Exercise description ▸ Can you write out the whole listing exactly?

Record excerpts ▸
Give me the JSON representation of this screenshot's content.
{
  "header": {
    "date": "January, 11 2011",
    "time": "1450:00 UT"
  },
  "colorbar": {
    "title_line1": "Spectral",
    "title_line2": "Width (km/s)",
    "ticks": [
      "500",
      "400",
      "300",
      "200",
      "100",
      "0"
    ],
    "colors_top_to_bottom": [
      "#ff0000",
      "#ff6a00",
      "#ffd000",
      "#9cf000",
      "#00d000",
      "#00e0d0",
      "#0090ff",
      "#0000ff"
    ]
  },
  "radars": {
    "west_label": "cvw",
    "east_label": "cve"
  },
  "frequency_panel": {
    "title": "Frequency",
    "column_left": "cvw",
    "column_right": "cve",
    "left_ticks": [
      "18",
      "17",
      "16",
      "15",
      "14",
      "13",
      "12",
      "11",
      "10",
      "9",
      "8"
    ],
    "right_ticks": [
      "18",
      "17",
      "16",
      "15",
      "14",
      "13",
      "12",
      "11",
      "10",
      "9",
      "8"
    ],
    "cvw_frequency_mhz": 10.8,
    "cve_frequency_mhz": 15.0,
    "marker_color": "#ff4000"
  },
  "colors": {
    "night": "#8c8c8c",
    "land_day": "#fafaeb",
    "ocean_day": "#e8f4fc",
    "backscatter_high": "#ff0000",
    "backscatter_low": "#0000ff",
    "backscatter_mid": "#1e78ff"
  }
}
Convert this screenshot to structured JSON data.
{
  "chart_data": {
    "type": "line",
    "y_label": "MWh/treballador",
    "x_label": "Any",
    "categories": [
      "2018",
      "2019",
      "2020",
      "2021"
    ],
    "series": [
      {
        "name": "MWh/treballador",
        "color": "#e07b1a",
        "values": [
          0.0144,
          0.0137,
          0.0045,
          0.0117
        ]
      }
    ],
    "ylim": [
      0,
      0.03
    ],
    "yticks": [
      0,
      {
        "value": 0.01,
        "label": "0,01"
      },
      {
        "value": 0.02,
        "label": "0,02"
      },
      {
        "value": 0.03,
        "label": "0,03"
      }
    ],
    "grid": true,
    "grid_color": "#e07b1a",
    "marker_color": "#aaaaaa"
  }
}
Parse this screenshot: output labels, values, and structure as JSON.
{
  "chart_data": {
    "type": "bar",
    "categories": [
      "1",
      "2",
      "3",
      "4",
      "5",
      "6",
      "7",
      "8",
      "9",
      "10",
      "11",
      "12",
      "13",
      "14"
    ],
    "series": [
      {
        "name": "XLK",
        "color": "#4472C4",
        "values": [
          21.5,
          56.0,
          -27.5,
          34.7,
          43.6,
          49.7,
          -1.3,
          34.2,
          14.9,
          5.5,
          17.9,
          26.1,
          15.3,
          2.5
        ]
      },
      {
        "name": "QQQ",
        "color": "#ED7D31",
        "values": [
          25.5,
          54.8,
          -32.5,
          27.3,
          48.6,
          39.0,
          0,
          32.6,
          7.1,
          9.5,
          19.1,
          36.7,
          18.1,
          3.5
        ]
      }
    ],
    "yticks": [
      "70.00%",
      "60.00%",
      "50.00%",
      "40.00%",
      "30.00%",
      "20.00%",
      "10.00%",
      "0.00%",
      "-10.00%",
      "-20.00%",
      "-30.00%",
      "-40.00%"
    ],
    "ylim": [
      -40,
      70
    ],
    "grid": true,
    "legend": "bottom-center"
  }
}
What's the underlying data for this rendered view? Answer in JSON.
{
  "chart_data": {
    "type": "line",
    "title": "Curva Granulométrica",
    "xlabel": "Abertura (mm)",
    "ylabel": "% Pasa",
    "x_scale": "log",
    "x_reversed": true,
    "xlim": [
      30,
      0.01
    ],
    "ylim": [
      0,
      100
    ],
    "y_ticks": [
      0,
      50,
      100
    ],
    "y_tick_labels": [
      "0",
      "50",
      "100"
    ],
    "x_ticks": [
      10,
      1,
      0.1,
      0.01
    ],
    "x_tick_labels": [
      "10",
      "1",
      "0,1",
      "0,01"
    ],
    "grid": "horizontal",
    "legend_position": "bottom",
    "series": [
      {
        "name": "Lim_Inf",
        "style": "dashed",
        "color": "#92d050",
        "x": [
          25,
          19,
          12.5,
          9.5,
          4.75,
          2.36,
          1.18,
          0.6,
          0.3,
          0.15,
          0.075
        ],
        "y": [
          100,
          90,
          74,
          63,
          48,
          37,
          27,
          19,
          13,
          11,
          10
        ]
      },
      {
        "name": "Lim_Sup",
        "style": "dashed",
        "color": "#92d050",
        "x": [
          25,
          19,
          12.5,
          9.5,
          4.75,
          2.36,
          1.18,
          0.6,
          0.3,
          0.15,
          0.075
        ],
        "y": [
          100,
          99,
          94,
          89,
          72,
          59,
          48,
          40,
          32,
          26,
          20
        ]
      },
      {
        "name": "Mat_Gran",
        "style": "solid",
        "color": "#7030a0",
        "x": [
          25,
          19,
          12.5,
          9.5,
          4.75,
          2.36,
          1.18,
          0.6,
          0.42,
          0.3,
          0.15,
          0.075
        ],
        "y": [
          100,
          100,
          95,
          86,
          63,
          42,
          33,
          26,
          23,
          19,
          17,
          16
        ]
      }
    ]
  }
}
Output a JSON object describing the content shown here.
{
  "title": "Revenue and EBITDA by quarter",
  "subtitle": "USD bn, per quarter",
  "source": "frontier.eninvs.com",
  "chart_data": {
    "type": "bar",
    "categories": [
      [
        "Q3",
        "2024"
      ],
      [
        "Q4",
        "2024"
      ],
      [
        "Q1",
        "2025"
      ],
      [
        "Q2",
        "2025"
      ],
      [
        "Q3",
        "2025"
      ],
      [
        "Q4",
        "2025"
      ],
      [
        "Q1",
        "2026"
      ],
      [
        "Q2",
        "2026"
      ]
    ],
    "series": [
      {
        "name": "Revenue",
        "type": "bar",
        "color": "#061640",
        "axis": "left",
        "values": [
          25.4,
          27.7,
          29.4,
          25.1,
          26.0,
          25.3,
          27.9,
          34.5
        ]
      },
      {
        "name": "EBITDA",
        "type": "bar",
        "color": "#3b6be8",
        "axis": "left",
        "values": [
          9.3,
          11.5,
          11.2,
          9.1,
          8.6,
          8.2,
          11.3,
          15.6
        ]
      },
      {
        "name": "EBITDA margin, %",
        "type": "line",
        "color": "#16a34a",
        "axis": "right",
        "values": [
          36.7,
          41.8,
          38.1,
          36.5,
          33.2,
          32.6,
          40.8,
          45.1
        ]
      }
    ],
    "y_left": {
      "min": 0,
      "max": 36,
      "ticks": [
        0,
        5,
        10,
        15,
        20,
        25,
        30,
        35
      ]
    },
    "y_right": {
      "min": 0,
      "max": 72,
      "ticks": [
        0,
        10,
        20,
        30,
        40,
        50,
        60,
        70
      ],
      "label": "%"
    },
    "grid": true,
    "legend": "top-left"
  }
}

Output for this task ▸
Give me the JSON representation of this screenshot's content.
{
  "header": {
    "date": "January, 11 2011",
    "time": "1450:00 UT"
  },
  "colorbar": {
    "title_line1": "Spectral",
    "title_line2": "Width (km/s)",
    "ticks": [
      "500",
      "400",
      "300",
      "200",
      "100",
      "0"
    ],
    "colors_top_to_bottom": [
      "#ff0000",
      "#ff6a00",
      "#ffd000",
      "#9cf000",
      "#00d000",
      "#00e0d0",
      "#0090ff",
      "#0000ff"
    ]
  },
  "radars": {
    "west_label": "cvw",
    "east_label": "cve"
  },
  "frequency_panel": {
    "title": "Frequency",
    "column_left": "cvw",
    "column_right": "cve",
    "left_ticks": [
      "18",
      "17",
      "16",
      "15",
      "14",
      "13",
      "12",
      "11",
      "10",
      "9",
      "8"
    ],
    "right_ticks": [
      "18",
      "17",
      "16",
      "15",
      "14",
      "13",
      "12",
      "11",
      "10",
      "9",
      "8"
    ],
    "cvw_frequency_mhz": 10.8,
    "cve_frequency_mhz": 15.0,
    "marker_color": "#ff4000"
  },
  "colors": {
    "night": "#8c8c8c",
    "land_day": "#fafaeb",
    "ocean_day": "#e8f4fc",
    "backscatter_high": "#ff0000",
    "backscatter_low": "#0000ff",
    "backscatter_mid": "#1e78ff"
  }
}
Convert this screenshot to structured JSON data.
{
  "chart_data": {
    "type": "line",
    "y_label": "MWh/treballador",
    "x_label": "Any",
    "categories": [
      "2018",
      "2019",
      "2020",
      "2021"
    ],
    "series": [
      {
        "name": "MWh/treballador",
        "color": "#e07b1a",
        "values": [
          0.0144,
          0.0137,
          0.0045,
          0.0117
        ]
      }
    ],
    "ylim": [
      0,
      0.03
    ],
    "yticks": [
      0,
      {
        "value": 0.01,
        "label": "0,01"
      },
      {
        "value": 0.02,
        "label": "0,02"
      },
      {
        "value": 0.03,
        "label": "0,03"
      }
    ],
    "grid": true,
    "grid_color": "#e07b1a",
    "marker_color": "#aaaaaa"
  }
}
Parse this screenshot: output labels, values, and structure as JSON.
{
  "chart_data": {
    "type": "bar",
    "categories": [
      "1",
      "2",
      "3",
      "4",
      "5",
      "6",
      "7",
      "8",
      "9",
      "10",
      "11",
      "12",
      "13",
      "14"
    ],
    "series": [
      {
        "name": "XLK",
        "color": "#4472C4",
        "values": [
          21.5,
          56.0,
          -27.5,
          34.7,
          43.6,
          49.7,
          -1.3,
          34.2,
          14.9,
          5.5,
          17.9,
          26.1,
          15.3,
          2.5
        ]
      },
      {
        "name": "QQQ",
        "color": "#ED7D31",
        "values": [
          25.5,
          54.8,
          -32.5,
          27.3,
          48.6,
          39.0,
          0,
          32.6,
          7.1,
          9.5,
          19.1,
          36.7,
          18.1,
          3.5
        ]
      }
    ],
    "yticks": [
      "70.00%",
      "60.00%",
      "50.00%",
      "40.00%",
      "30.00%",
      "20.00%",
      "10.00%",
      "0.00%",
      "-10.00%",
      "-20.00%",
      "-30.00%",
      "-40.00%"
    ],
    "ylim": [
      -40,
      70
    ],
    "grid": true,
    "legend": "bottom-center"
  }
}
What's the underlying data for this rendered view? Answer in JSON.
{
  "chart_data": {
    "type": "line",
    "title": "Curva Granulométrica",
    "xlabel": "Abertura (mm)",
    "ylabel": "% Pasa",
    "x_scale": "log",
    "x_reversed": true,
    "xlim": [
      30,
      0.01
    ],
    "ylim": [
      0,
      100
    ],
    "y_ticks": [
      0,
      50,
      100
    ],
    "y_tick_labels": [
      "0",
      "50",
      "100"
    ],
    "x_ticks": [
      10,
      1,
      0.1,
      0.01
    ],
    "x_tick_labels": [
      "10",
      "1",
      "0,1",
      "0,01"
    ],
    "grid": "horizontal",
    "legend_position": "bottom",
    "series": [
      {
        "name": "Lim_Inf",
        "style": "dashed",
        "color": "#92d050",
        "x": [
          25,
          19,
          12.5,
          9.5,
          4.75,
          2.36,
          1.18,
          0.6,
          0.3,
          0.15,
          0.075
        ],
        "y": [
          100,
          90,
          74,
          63,
          48,
          37,
          27,
          19,
          13,
          11,
          10
        ]
      },
      {
        "name": "Lim_Sup",
        "style": "dashed",
        "color": "#92d050",
        "x": [
          25,
          19,
          12.5,
          9.5,
          4.75,
          2.36,
          1.18,
          0.6,
          0.3,
          0.15,
          0.075
        ],
        "y": [
          100,
          99,
          94,
          89,
          72,
          59,
          48,
          40,
          32,
          26,
          20
        ]
      },
      {
        "name": "Mat_Gran",
        "style": "solid",
        "color": "#7030a0",
        "x": [
          25,
          19,
          12.5,
          9.5,
          4.75,
          2.36,
          1.18,
          0.6,
          0.42,
          0.3,
          0.15,
          0.075
        ],
        "y": [
          100,
          100,
          95,
          86,
          63,
          42,
          33,
          26,
          23,
          19,
          17,
          16
        ]
      }
    ]
  }
}
Output a JSON object describing the content shown here.
{
  "title": "Revenue and EBITDA by quarter",
  "subtitle": "USD bn, per quarter",
  "source": "frontier.eninvs.com",
  "chart_data": {
    "type": "bar",
    "categories": [
      [
        "Q3",
        "2024"
      ],
      [
        "Q4",
        "2024"
      ],
      [
        "Q1",
        "2025"
      ],
      [
        "Q2",
        "2025"
      ],
      [
        "Q3",
        "2025"
      ],
      [
        "Q4",
        "2025"
      ],
      [
        "Q1",
        "2026"
      ],
      [
        "Q2",
        "2026"
      ]
    ],
    "series": [
      {
        "name": "Revenue",
        "type": "bar",
        "color": "#061640",
        "axis": "left",
        "values": [
          25.4,
          27.7,
          29.4,
          25.1,
          26.0,
          25.3,
          27.9,
          34.5
        ]
      },
      {
        "name": "EBITDA",
        "type": "bar",
        "color": "#3b6be8",
        "axis": "left",
        "values": [
          9.3,
          11.5,
          11.2,
          9.1,
          8.6,
          8.2,
          11.3,
          15.6
        ]
      },
      {
        "name": "EBITDA margin, %",
        "type": "line",
        "color": "#16a34a",
        "axis": "right",
        "values": [
          36.7,
          41.8,
          38.1,
          36.5,
          33.2,
          32.6,
          40.8,
          45.1
        ]
      }
    ],
    "y_left": {
      "min": 0,
      "max": 36,
      "ticks": [
        0,
        5,
        10,
        15,
        20,
        25,
        30,
        35
      ]
    },
    "y_right": {
      "min": 0,
      "max": 72,
      "ticks": [
        0,
        10,
        20,
        30,
        40,
        50,
        60,
        70
      ],
      "label": "%"
    },
    "grid": true,
    "legend": "top-left"
  }
}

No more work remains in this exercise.